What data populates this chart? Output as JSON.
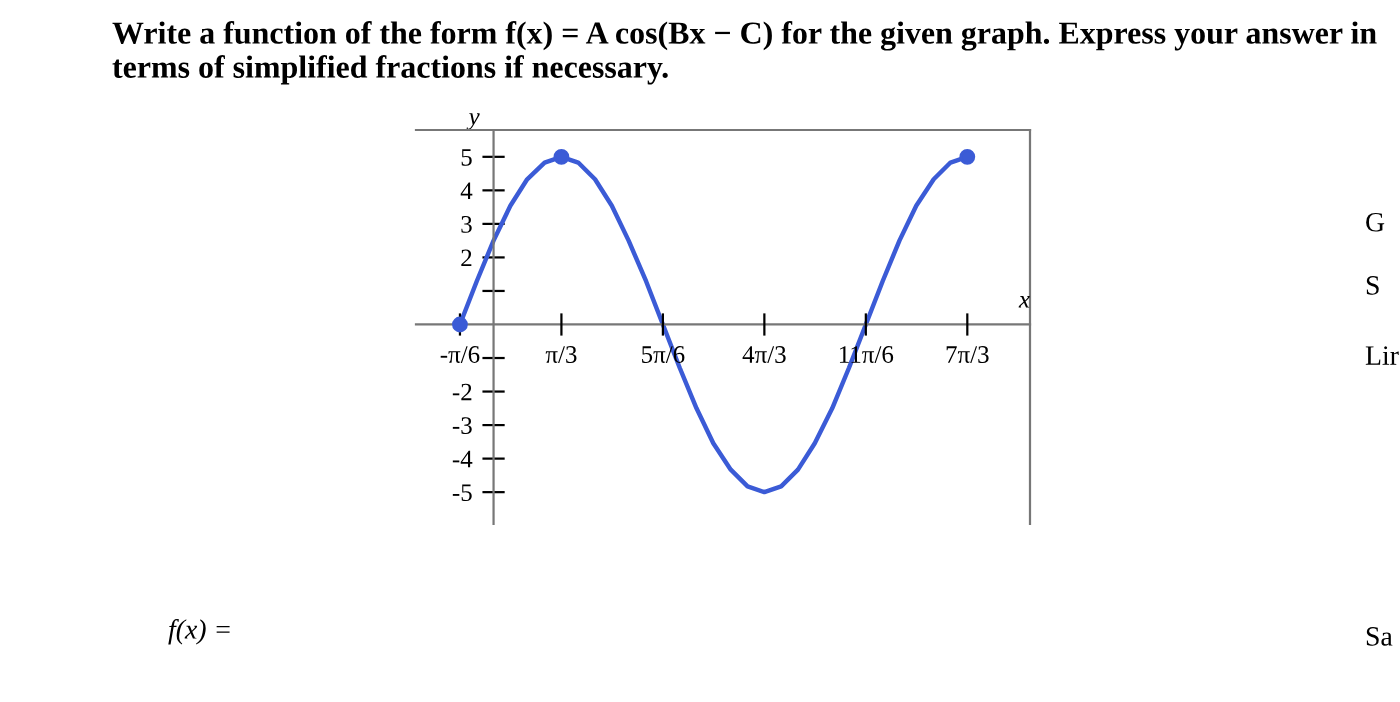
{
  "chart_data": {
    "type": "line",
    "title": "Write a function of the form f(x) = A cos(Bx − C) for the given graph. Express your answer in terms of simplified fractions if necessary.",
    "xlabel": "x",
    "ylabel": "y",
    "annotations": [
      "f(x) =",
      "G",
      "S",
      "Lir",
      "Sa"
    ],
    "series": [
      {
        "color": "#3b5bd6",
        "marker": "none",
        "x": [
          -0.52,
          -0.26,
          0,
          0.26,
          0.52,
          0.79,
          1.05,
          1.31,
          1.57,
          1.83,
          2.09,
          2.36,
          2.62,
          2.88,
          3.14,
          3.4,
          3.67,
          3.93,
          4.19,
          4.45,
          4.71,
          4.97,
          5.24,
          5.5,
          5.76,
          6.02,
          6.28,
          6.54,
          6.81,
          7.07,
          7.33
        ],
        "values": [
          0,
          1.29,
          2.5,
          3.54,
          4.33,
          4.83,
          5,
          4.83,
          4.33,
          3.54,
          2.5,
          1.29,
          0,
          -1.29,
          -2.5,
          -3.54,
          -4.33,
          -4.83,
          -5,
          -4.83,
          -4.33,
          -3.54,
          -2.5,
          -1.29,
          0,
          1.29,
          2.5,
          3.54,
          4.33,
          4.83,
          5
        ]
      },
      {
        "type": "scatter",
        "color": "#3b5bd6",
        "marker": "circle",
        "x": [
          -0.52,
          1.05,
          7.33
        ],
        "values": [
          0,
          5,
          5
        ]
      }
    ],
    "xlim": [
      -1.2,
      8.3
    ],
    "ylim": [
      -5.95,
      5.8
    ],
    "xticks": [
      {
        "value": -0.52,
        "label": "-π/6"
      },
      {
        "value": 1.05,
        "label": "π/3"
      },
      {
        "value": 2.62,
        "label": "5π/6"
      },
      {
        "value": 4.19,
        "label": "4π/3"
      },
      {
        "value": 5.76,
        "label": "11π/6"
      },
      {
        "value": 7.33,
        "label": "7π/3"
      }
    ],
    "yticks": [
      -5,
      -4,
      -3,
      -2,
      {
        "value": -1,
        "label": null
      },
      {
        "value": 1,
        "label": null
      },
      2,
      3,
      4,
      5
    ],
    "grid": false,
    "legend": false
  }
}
──────────
Without the pictures, print the whole listing exactly as given.

Result below:
What data populates this chart? Output as JSON.
{
  "chart_data": {
    "type": "line",
    "title": "Write a function of the form f(x) = A cos(Bx − C) for the given graph. Express your answer in terms of simplified fractions if necessary.",
    "xlabel": "x",
    "ylabel": "y",
    "annotations": [
      "f(x) =",
      "G",
      "S",
      "Lir",
      "Sa"
    ],
    "series": [
      {
        "color": "#3b5bd6",
        "marker": "none",
        "x": [
          -0.52,
          -0.26,
          0,
          0.26,
          0.52,
          0.79,
          1.05,
          1.31,
          1.57,
          1.83,
          2.09,
          2.36,
          2.62,
          2.88,
          3.14,
          3.4,
          3.67,
          3.93,
          4.19,
          4.45,
          4.71,
          4.97,
          5.24,
          5.5,
          5.76,
          6.02,
          6.28,
          6.54,
          6.81,
          7.07,
          7.33
        ],
        "values": [
          0,
          1.29,
          2.5,
          3.54,
          4.33,
          4.83,
          5,
          4.83,
          4.33,
          3.54,
          2.5,
          1.29,
          0,
          -1.29,
          -2.5,
          -3.54,
          -4.33,
          -4.83,
          -5,
          -4.83,
          -4.33,
          -3.54,
          -2.5,
          -1.29,
          0,
          1.29,
          2.5,
          3.54,
          4.33,
          4.83,
          5
        ]
      },
      {
        "type": "scatter",
        "color": "#3b5bd6",
        "marker": "circle",
        "x": [
          -0.52,
          1.05,
          7.33
        ],
        "values": [
          0,
          5,
          5
        ]
      }
    ],
    "xlim": [
      -1.2,
      8.3
    ],
    "ylim": [
      -5.95,
      5.8
    ],
    "xticks": [
      {
        "value": -0.52,
        "label": "-π/6"
      },
      {
        "value": 1.05,
        "label": "π/3"
      },
      {
        "value": 2.62,
        "label": "5π/6"
      },
      {
        "value": 4.19,
        "label": "4π/3"
      },
      {
        "value": 5.76,
        "label": "11π/6"
      },
      {
        "value": 7.33,
        "label": "7π/3"
      }
    ],
    "yticks": [
      -5,
      -4,
      -3,
      -2,
      {
        "value": -1,
        "label": null
      },
      {
        "value": 1,
        "label": null
      },
      2,
      3,
      4,
      5
    ],
    "grid": false,
    "legend": false
  }
}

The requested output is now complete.